# SUPPLIED INFORMATION start

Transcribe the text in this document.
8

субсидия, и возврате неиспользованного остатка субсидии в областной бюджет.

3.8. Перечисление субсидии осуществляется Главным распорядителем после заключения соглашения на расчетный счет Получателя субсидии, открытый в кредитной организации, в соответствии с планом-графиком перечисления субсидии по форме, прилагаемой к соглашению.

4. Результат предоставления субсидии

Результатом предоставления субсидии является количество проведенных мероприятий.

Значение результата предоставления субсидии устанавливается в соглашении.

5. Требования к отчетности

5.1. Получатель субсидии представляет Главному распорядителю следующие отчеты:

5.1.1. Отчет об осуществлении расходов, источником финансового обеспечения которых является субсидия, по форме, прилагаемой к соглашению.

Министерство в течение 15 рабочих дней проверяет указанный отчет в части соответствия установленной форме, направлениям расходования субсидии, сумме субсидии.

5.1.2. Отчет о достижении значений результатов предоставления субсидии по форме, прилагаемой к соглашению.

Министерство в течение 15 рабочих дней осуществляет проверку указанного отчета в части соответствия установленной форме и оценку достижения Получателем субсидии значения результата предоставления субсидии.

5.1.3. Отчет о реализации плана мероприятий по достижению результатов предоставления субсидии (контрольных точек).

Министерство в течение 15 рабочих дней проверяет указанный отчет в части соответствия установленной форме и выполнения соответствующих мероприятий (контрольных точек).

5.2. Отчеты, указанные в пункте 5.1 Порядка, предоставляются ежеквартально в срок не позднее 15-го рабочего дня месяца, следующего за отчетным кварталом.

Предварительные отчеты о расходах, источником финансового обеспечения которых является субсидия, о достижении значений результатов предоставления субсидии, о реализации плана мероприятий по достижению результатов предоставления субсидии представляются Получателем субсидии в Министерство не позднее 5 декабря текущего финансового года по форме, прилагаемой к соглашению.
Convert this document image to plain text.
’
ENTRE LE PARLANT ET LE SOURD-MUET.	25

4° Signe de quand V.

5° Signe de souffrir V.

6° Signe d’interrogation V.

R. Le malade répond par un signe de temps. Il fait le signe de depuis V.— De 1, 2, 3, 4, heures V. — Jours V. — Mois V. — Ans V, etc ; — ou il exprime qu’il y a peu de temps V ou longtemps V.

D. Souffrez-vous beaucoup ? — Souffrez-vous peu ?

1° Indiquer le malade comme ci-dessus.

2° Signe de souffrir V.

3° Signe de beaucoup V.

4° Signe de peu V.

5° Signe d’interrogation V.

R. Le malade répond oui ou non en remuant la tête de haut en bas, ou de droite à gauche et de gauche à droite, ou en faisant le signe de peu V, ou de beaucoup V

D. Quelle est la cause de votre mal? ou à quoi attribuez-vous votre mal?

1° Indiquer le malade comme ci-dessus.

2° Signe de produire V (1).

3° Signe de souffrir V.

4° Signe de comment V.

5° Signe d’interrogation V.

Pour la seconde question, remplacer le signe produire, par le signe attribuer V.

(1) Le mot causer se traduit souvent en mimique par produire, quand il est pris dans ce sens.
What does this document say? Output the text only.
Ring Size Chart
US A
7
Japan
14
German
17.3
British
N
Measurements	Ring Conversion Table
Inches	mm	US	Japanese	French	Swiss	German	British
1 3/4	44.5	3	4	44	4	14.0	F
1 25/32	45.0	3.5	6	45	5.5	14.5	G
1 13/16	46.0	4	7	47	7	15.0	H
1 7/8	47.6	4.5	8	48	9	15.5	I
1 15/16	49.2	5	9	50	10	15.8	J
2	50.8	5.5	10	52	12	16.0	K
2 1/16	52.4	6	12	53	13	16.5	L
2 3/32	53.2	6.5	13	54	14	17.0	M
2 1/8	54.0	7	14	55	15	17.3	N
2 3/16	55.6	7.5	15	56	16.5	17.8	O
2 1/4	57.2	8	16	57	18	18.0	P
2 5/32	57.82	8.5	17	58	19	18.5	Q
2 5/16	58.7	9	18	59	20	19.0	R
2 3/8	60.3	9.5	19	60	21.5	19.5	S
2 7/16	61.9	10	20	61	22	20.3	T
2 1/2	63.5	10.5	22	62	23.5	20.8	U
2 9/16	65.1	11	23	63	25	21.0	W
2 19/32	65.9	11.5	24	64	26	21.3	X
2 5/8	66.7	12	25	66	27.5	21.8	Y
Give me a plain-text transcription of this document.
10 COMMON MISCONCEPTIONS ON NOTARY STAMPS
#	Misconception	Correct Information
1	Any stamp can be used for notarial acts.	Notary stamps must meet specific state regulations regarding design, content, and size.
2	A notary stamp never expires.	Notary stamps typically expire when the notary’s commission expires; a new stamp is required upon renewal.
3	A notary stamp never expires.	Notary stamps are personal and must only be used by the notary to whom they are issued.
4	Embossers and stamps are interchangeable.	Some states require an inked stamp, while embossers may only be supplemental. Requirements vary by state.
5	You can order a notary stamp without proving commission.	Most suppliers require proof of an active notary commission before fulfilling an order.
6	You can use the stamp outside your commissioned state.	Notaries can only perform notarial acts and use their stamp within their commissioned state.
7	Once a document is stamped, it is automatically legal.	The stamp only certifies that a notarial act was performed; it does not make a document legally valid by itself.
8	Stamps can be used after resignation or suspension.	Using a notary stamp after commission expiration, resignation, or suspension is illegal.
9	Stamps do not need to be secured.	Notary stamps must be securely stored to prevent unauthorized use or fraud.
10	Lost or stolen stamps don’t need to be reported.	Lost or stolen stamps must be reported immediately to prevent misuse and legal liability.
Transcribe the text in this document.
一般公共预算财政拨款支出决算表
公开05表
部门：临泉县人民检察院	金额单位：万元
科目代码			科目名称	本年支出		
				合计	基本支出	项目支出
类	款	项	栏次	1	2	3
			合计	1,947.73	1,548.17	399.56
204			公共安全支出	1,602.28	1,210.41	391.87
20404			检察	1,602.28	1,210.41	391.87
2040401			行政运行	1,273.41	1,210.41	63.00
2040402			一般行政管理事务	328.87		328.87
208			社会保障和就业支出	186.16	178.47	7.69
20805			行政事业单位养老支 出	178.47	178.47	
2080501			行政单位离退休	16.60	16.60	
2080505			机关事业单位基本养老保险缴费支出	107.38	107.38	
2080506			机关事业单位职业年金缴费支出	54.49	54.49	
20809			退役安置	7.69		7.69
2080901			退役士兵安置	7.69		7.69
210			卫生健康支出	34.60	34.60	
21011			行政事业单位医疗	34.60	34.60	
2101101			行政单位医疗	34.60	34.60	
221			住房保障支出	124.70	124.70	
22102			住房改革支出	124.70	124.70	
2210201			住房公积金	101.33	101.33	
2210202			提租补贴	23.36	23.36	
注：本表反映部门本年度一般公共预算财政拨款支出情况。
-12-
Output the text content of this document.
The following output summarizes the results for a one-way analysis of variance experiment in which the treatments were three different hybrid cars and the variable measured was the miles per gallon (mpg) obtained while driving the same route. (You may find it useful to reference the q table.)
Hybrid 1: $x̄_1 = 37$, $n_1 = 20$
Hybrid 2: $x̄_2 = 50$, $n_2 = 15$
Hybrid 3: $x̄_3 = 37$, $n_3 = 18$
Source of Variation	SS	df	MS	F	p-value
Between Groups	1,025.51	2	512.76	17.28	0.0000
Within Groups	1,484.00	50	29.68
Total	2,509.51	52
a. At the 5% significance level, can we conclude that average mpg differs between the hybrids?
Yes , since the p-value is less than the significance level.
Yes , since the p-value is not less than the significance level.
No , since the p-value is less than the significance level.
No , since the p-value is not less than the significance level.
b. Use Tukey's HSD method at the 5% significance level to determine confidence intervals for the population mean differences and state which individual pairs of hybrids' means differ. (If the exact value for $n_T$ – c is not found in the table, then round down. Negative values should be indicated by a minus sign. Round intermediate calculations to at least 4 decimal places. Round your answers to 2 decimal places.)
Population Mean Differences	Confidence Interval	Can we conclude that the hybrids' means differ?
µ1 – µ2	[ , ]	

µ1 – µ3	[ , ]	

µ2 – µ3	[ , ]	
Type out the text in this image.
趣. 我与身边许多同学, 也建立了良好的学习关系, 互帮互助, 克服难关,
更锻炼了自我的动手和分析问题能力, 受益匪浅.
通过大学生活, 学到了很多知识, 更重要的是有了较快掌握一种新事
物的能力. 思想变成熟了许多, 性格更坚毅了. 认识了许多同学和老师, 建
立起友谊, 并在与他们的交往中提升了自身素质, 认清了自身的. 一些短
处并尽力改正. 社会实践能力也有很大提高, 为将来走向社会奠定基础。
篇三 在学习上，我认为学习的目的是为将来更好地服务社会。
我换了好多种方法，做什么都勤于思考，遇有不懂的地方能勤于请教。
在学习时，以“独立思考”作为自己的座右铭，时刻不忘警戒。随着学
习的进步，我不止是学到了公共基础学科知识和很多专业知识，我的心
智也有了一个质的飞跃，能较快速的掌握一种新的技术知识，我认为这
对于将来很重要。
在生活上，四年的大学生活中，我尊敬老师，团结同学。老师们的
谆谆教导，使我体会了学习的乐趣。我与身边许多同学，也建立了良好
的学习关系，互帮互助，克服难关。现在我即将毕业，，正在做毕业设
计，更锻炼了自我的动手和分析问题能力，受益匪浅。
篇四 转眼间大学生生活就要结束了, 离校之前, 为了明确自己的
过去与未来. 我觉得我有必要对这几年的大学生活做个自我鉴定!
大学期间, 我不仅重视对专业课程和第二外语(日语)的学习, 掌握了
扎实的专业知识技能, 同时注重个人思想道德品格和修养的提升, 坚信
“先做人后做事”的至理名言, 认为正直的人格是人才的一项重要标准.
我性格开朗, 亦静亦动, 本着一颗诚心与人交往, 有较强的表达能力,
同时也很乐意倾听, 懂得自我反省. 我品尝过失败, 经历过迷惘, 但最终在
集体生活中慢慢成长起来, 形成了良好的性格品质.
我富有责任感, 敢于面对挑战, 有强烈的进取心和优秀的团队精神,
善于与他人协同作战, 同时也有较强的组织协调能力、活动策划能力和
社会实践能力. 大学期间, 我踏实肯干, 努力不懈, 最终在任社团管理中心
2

# SUPPLIED INFORMATION end

AIM OF THE EXERCISE: Out of the material above, select every line that holds the string "used".

ANSWER IN FULL:
1	Any stamp can be used for notarial acts.	Notary stamps must meet specific state regulations regarding design, content, and size.
3	A notary stamp never expires.	Notary stamps are personal and must only be used by the notary to whom they are issued.
8	Stamps can be used after resignation or suspension.	Using a notary stamp after commission expiration, resignation, or suspension is illegal.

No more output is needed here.